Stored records
━━━━━━

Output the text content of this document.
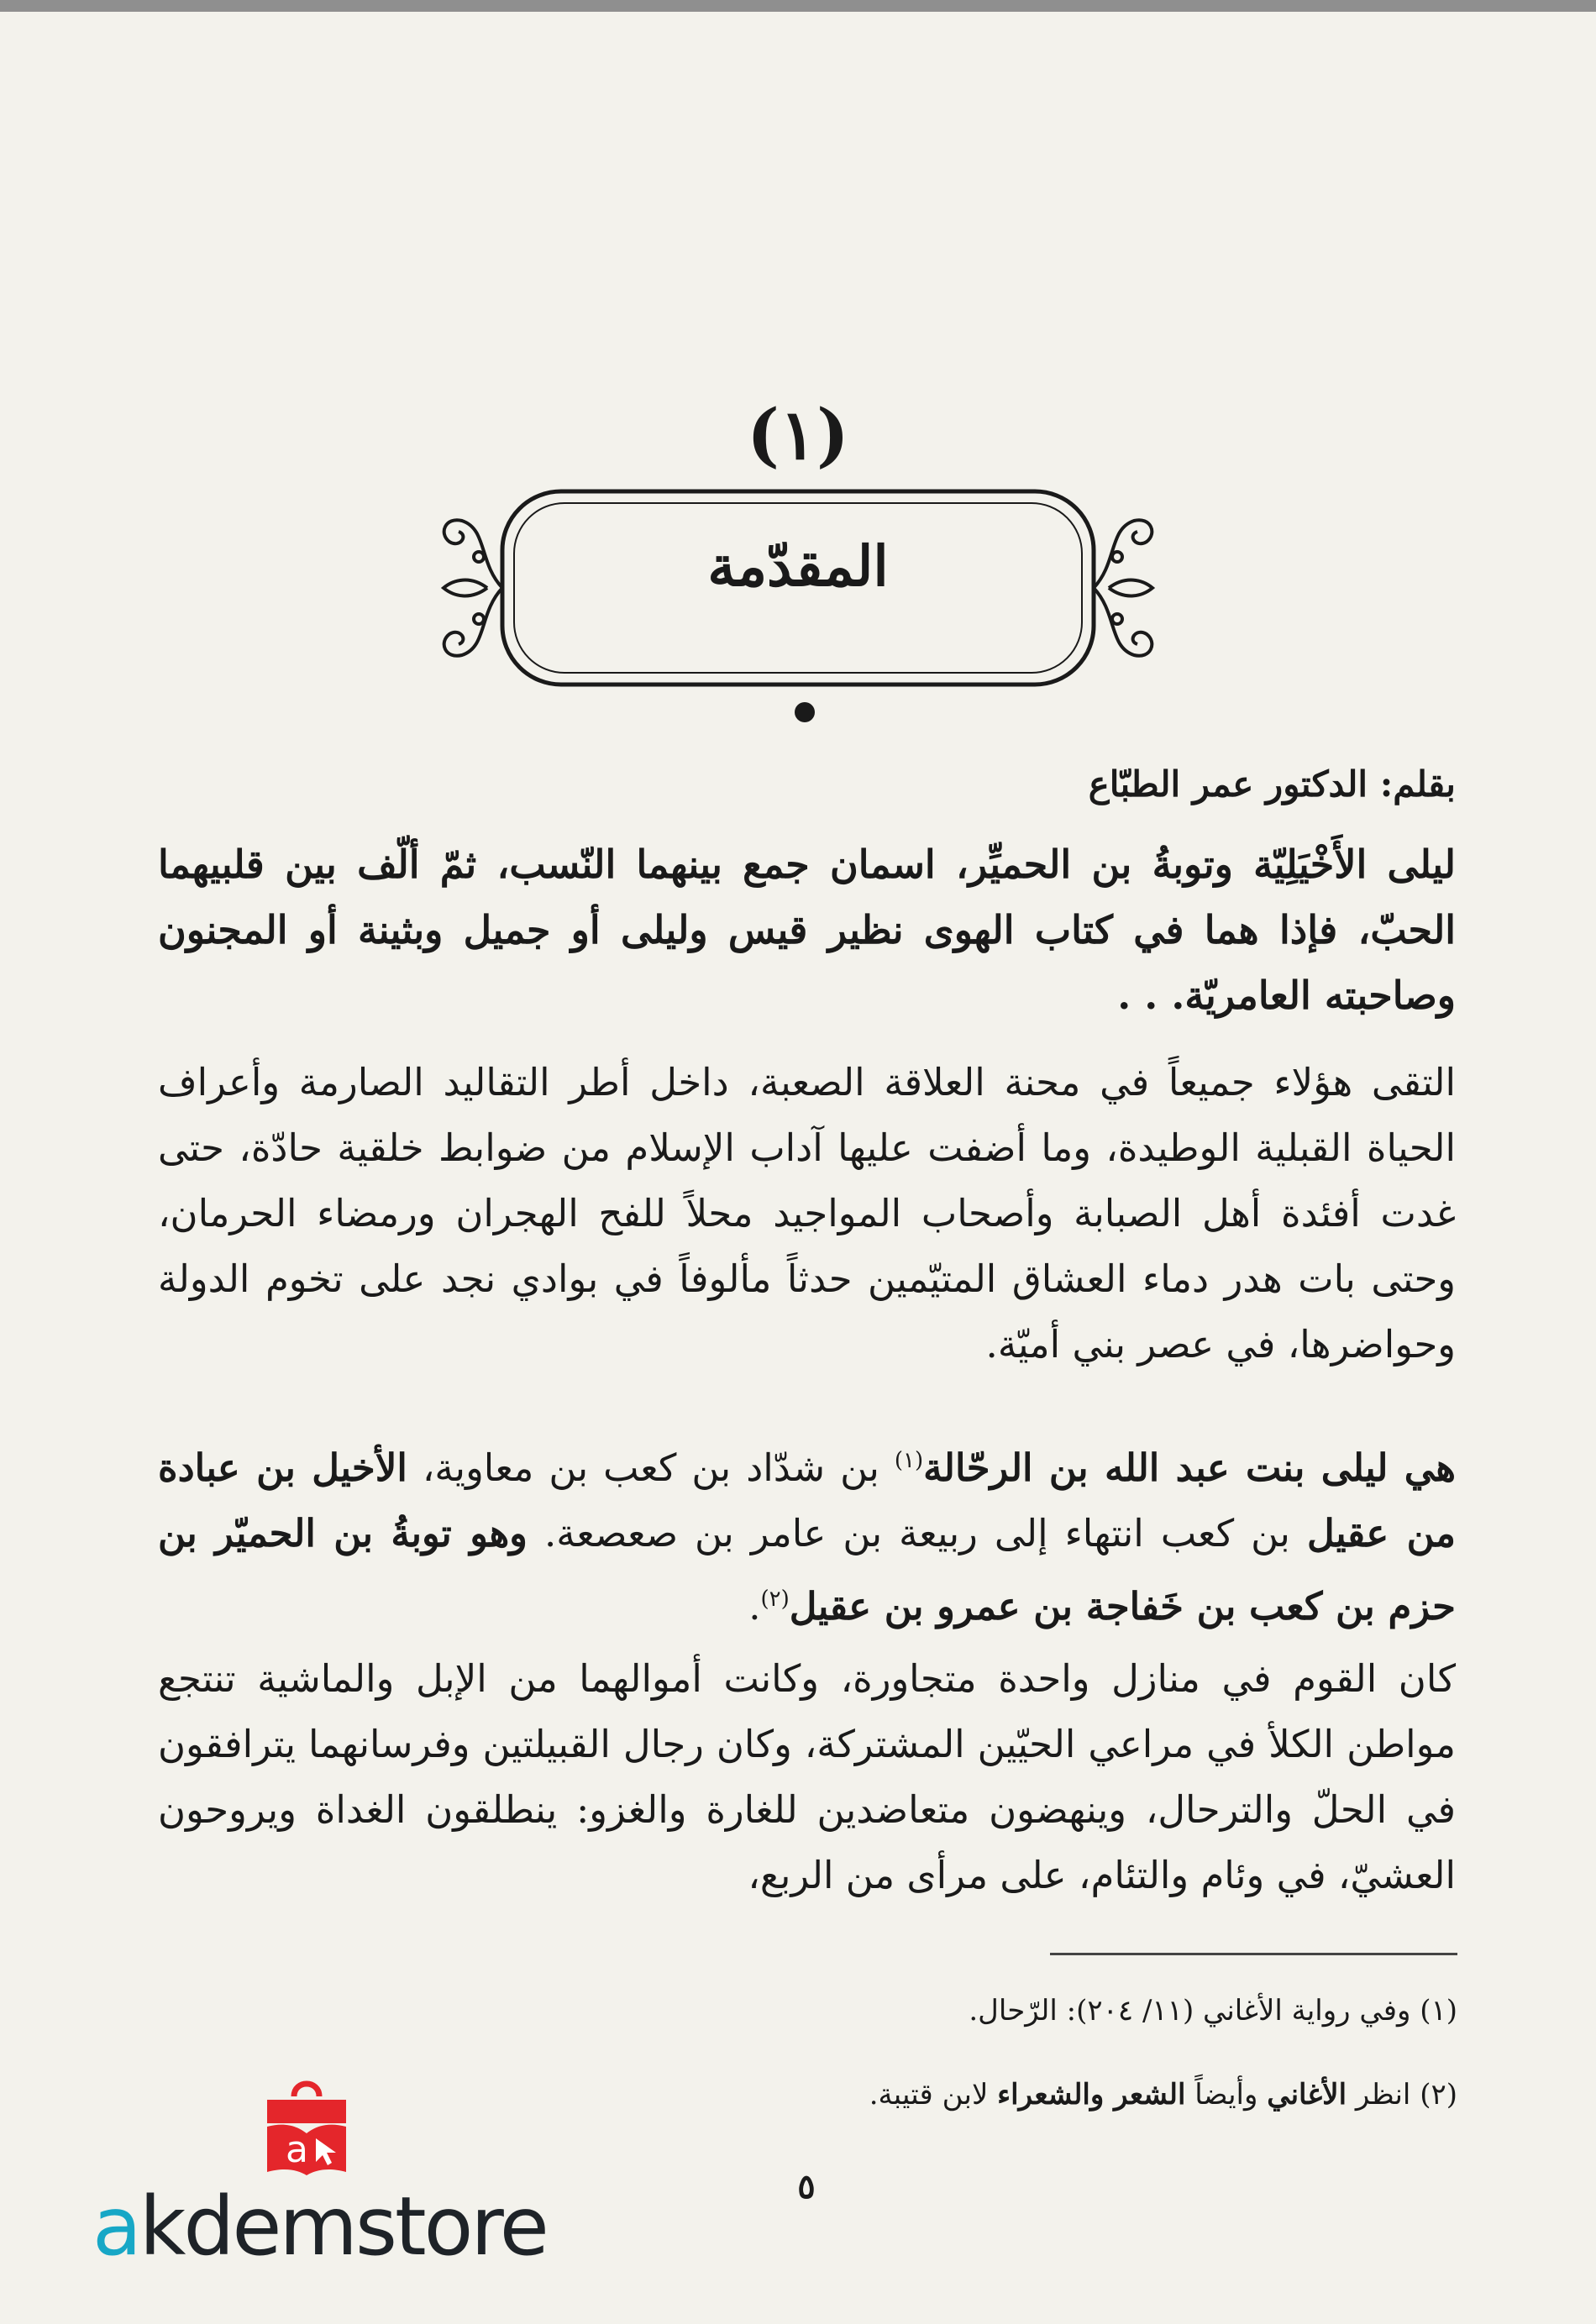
(١)
المقدّمة
بقلم: الدكتور عمر الطبّاع
ليلى الأَخْيَلِيّة وتوبةُ بن الحميِّر، اسمان جمع بينهما النّسب، ثمّ ألّف بين قلبيهما الحبّ، فإذا هما في كتاب الهوى نظير قيس وليلى أو جميل وبثينة أو المجنون وصاحبته العامريّة. . .
التقى هؤلاء جميعاً في محنة العلاقة الصعبة، داخل أطر التقاليد الصارمة وأعراف الحياة القبلية الوطيدة، وما أضفت عليها آداب الإسلام من ضوابط خلقية حادّة، حتى غدت أفئدة أهل الصبابة وأصحاب المواجيد محلاً للفح الهجران ورمضاء الحرمان، وحتى بات هدر دماء العشاق المتيّمين حدثاً مألوفاً في بوادي نجد على تخوم الدولة وحواضرها، في عصر بني أميّة.
هي ليلى بنت عبد الله بن الرحّالة$^{(١)}$ بن شدّاد بن كعب بن معاوية، الأخيل بن عبادة من عقيل بن كعب انتهاء إلى ربيعة بن عامر بن صعصعة. وهو توبةُ بن الحميّر بن حزم بن كعب بن خَفاجة بن عمرو بن عقيل$^{(٢)}$.
كان القوم في منازل واحدة متجاورة، وكانت أموالهما من الإبل والماشية تنتجع مواطن الكلأ في مراعي الحيّين المشتركة، وكان رجال القبيلتين وفرسانهما يترافقون في الحلّ والترحال، وينهضون متعاضدين للغارة والغزو: ينطلقون الغداة ويروحون العشيّ، في وئام والتئام، على مرأى من الربع،
(١) وفي رواية الأغاني (١١/ ٢٠٤): الرّحال.
(٢) انظر الأغاني وأيضاً الشعر والشعراء لابن قتيبة.
٥
a
akdemstore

━━━━━━

▸ **Direction**
Without including any picture, repeat the data exactly.

▸ **Worked answer**
Output the text content of this document.
(١)
المقدّمة
بقلم: الدكتور عمر الطبّاع
ليلى الأَخْيَلِيّة وتوبةُ بن الحميِّر، اسمان جمع بينهما النّسب، ثمّ ألّف بين قلبيهما الحبّ، فإذا هما في كتاب الهوى نظير قيس وليلى أو جميل وبثينة أو المجنون وصاحبته العامريّة. . .
التقى هؤلاء جميعاً في محنة العلاقة الصعبة، داخل أطر التقاليد الصارمة وأعراف الحياة القبلية الوطيدة، وما أضفت عليها آداب الإسلام من ضوابط خلقية حادّة، حتى غدت أفئدة أهل الصبابة وأصحاب المواجيد محلاً للفح الهجران ورمضاء الحرمان، وحتى بات هدر دماء العشاق المتيّمين حدثاً مألوفاً في بوادي نجد على تخوم الدولة وحواضرها، في عصر بني أميّة.
هي ليلى بنت عبد الله بن الرحّالة$^{(١)}$ بن شدّاد بن كعب بن معاوية، الأخيل بن عبادة من عقيل بن كعب انتهاء إلى ربيعة بن عامر بن صعصعة. وهو توبةُ بن الحميّر بن حزم بن كعب بن خَفاجة بن عمرو بن عقيل$^{(٢)}$.
كان القوم في منازل واحدة متجاورة، وكانت أموالهما من الإبل والماشية تنتجع مواطن الكلأ في مراعي الحيّين المشتركة، وكان رجال القبيلتين وفرسانهما يترافقون في الحلّ والترحال، وينهضون متعاضدين للغارة والغزو: ينطلقون الغداة ويروحون العشيّ، في وئام والتئام، على مرأى من الربع،
(١) وفي رواية الأغاني (١١/ ٢٠٤): الرّحال.
(٢) انظر الأغاني وأيضاً الشعر والشعراء لابن قتيبة.
٥
a
akdemstore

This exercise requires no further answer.